> [Raw records]:
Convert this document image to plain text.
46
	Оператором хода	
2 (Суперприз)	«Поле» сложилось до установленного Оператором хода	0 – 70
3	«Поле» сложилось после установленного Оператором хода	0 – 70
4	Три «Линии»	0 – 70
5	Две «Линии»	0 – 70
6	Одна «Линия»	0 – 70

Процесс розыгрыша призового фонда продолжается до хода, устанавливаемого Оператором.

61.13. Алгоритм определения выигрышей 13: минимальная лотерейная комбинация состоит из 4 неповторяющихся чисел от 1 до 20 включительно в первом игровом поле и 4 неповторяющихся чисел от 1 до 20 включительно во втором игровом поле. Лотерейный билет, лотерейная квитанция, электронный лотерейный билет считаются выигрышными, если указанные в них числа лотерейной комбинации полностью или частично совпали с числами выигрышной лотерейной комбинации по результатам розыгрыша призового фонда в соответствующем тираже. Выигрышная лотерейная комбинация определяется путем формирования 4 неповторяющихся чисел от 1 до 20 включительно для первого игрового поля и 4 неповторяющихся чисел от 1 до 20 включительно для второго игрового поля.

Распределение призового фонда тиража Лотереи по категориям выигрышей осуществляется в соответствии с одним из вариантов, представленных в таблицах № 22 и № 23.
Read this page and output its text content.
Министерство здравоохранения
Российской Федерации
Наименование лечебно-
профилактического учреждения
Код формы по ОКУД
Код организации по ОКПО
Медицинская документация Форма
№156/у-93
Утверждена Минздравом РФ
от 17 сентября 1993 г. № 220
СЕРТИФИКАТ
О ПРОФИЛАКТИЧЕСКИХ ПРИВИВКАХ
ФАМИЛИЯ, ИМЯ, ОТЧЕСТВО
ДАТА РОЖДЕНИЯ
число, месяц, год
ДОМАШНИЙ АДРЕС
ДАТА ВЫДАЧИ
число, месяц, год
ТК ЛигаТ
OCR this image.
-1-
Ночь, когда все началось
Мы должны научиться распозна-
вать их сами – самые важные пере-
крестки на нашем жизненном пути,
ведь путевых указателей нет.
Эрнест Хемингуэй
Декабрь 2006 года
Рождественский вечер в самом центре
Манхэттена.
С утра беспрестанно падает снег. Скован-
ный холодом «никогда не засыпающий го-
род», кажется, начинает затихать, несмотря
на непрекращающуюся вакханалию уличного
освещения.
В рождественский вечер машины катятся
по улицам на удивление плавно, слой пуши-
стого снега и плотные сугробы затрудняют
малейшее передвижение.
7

> [Your objective]:
Copy only this span: the line that contains "OCR this image.", the last line, and every line between them.

> [Written solution]:
OCR this image.
-1-
Ночь, когда все началось
Мы должны научиться распозна-
вать их сами – самые важные пере-
крестки на нашем жизненном пути,
ведь путевых указателей нет.
Эрнест Хемингуэй
Декабрь 2006 года
Рождественский вечер в самом центре
Манхэттена.
С утра беспрестанно падает снег. Скован-
ный холодом «никогда не засыпающий го-
род», кажется, начинает затихать, несмотря
на непрекращающуюся вакханалию уличного
освещения.
В рождественский вечер машины катятся
по улицам на удивление плавно, слой пуши-
стого снега и плотные сугробы затрудняют
малейшее передвижение.
7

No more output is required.